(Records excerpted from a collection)

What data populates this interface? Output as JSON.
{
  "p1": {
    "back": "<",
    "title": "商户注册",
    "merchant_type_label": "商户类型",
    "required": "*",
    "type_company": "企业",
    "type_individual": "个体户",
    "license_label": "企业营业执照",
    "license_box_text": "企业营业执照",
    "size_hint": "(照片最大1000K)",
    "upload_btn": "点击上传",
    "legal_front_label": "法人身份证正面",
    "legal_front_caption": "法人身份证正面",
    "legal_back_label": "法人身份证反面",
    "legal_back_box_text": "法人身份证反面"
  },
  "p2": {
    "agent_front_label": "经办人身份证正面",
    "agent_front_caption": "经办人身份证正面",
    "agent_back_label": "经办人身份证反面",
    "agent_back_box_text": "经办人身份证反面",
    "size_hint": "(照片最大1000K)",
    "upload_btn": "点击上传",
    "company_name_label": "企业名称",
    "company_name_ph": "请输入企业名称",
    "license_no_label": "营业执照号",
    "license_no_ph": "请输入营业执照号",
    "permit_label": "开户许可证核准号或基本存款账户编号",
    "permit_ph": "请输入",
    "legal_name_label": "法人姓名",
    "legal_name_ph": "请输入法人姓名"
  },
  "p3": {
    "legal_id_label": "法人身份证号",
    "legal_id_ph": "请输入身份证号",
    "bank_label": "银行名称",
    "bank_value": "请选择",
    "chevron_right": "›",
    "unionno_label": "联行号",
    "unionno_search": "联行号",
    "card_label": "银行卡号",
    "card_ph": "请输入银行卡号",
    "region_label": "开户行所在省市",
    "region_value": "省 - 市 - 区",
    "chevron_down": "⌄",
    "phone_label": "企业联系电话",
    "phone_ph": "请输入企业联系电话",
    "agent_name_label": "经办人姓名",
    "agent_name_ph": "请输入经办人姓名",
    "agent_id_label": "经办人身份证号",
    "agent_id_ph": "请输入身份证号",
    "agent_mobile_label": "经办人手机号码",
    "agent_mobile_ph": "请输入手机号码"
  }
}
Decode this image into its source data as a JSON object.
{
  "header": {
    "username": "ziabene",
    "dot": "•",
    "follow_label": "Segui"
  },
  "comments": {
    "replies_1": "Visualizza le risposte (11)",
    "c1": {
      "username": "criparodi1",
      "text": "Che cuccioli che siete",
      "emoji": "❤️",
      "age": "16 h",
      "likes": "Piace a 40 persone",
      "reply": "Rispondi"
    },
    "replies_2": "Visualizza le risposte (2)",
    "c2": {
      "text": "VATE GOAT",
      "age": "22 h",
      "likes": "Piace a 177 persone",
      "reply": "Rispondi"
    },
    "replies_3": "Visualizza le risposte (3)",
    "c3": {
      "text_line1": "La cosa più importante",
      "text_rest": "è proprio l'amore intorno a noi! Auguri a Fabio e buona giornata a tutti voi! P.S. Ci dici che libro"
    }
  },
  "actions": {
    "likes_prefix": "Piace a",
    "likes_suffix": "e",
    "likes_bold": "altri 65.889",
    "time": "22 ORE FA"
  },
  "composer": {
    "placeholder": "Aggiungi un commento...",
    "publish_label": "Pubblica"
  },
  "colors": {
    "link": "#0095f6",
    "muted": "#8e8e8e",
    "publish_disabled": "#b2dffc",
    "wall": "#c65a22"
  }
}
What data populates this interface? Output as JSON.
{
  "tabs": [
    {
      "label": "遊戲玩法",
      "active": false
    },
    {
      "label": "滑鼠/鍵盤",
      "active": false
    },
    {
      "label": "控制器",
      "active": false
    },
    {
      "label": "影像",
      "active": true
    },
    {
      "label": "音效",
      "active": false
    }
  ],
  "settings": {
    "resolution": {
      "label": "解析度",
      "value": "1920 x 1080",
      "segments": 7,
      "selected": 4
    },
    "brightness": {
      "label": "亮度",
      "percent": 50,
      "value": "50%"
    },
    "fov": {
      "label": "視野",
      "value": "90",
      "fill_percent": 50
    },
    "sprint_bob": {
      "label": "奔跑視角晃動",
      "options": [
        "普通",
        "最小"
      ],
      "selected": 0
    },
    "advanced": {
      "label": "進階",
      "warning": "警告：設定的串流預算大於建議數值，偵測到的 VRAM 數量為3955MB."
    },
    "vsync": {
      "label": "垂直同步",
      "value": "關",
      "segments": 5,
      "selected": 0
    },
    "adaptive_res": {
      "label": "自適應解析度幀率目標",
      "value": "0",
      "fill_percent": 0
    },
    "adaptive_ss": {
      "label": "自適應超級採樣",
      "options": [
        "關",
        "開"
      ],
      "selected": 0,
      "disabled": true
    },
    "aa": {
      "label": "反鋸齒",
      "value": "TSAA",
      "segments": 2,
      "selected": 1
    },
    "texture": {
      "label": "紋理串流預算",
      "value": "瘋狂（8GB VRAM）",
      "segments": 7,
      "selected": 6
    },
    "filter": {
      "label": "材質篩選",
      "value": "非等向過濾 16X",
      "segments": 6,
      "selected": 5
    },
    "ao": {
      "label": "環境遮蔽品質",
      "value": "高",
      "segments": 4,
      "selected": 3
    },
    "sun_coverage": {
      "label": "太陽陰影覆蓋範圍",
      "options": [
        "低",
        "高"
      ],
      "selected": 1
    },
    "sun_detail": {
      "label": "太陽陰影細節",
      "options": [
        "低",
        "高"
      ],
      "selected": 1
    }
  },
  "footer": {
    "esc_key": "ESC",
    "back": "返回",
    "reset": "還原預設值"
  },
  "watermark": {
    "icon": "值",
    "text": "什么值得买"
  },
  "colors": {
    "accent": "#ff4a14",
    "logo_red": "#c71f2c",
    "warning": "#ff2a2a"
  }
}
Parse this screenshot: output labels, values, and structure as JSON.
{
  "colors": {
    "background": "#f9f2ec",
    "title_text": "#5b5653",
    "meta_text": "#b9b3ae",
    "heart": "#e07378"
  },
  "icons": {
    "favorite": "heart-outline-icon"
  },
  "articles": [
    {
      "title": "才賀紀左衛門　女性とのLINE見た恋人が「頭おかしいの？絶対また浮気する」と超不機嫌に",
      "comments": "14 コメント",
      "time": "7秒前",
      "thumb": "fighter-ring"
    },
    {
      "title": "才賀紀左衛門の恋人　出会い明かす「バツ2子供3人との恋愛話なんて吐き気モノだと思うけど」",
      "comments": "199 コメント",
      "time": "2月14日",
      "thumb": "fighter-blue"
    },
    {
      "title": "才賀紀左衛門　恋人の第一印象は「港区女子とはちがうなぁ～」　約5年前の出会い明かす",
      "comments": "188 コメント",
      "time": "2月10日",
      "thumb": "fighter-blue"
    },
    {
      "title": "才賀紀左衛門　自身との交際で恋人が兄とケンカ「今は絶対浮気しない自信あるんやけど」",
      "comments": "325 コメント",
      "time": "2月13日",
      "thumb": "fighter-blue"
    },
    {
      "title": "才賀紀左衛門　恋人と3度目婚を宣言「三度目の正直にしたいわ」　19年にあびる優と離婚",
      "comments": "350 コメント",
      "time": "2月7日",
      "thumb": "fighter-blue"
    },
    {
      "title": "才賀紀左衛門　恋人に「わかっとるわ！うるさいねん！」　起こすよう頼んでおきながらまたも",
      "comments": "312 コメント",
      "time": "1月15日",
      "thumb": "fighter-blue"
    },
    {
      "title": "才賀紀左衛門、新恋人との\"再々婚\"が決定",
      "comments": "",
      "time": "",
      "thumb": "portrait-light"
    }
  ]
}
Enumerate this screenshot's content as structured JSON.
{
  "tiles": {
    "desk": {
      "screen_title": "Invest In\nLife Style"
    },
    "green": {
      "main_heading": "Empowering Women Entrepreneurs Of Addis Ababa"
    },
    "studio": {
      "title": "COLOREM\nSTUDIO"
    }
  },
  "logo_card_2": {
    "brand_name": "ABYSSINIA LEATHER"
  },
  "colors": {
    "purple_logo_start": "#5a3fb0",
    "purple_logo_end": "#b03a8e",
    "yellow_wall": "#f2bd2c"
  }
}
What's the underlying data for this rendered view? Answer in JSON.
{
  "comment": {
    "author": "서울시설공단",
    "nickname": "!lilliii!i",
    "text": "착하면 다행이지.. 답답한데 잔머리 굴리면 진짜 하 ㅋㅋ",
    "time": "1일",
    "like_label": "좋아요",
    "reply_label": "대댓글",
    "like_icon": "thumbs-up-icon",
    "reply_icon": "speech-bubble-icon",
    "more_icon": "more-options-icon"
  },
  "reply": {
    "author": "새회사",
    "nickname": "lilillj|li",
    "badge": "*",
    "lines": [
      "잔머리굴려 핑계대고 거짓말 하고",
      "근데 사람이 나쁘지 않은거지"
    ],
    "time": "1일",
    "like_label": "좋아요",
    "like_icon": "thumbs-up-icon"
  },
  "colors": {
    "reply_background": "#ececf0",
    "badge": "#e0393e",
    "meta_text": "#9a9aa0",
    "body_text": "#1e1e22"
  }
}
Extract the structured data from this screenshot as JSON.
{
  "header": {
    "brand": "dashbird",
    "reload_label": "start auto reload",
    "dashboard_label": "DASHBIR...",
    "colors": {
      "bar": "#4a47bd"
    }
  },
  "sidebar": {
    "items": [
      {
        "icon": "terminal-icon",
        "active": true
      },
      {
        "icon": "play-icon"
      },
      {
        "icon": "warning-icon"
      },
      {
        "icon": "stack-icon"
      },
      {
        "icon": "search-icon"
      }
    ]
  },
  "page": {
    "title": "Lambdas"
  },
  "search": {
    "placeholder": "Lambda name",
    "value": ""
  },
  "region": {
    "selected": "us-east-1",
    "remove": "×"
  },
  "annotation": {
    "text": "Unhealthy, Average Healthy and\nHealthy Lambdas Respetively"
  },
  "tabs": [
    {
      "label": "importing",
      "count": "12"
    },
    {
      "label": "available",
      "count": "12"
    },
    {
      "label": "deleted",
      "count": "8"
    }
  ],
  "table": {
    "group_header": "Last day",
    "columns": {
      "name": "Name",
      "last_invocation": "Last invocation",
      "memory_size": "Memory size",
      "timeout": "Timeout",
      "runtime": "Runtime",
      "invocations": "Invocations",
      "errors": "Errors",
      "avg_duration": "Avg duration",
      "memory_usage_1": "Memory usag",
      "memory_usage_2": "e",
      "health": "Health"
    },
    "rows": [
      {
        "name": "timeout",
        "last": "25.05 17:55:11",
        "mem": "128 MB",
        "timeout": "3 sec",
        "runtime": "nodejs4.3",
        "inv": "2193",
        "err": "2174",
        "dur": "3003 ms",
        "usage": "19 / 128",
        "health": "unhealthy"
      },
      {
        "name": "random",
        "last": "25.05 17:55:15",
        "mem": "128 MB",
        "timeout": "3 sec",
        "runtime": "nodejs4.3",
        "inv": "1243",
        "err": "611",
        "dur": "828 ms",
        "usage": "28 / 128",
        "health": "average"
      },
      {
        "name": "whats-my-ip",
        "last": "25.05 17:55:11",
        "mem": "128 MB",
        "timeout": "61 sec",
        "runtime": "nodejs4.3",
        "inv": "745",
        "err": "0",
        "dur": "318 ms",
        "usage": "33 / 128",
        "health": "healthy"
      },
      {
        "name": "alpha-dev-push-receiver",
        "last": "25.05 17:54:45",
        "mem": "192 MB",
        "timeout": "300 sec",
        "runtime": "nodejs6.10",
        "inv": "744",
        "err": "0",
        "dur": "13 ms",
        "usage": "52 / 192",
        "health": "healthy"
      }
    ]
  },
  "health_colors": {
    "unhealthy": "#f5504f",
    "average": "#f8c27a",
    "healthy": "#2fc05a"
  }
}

§ REQUIRED TASK: Look for the word "risposte" and return every line where it occurs.

§ ANSWER TO THIS PROBLEM:
    "replies_1": "Visualizza le risposte (11)",
    "replies_2": "Visualizza le risposte (2)",
    "replies_3": "Visualizza le risposte (3)",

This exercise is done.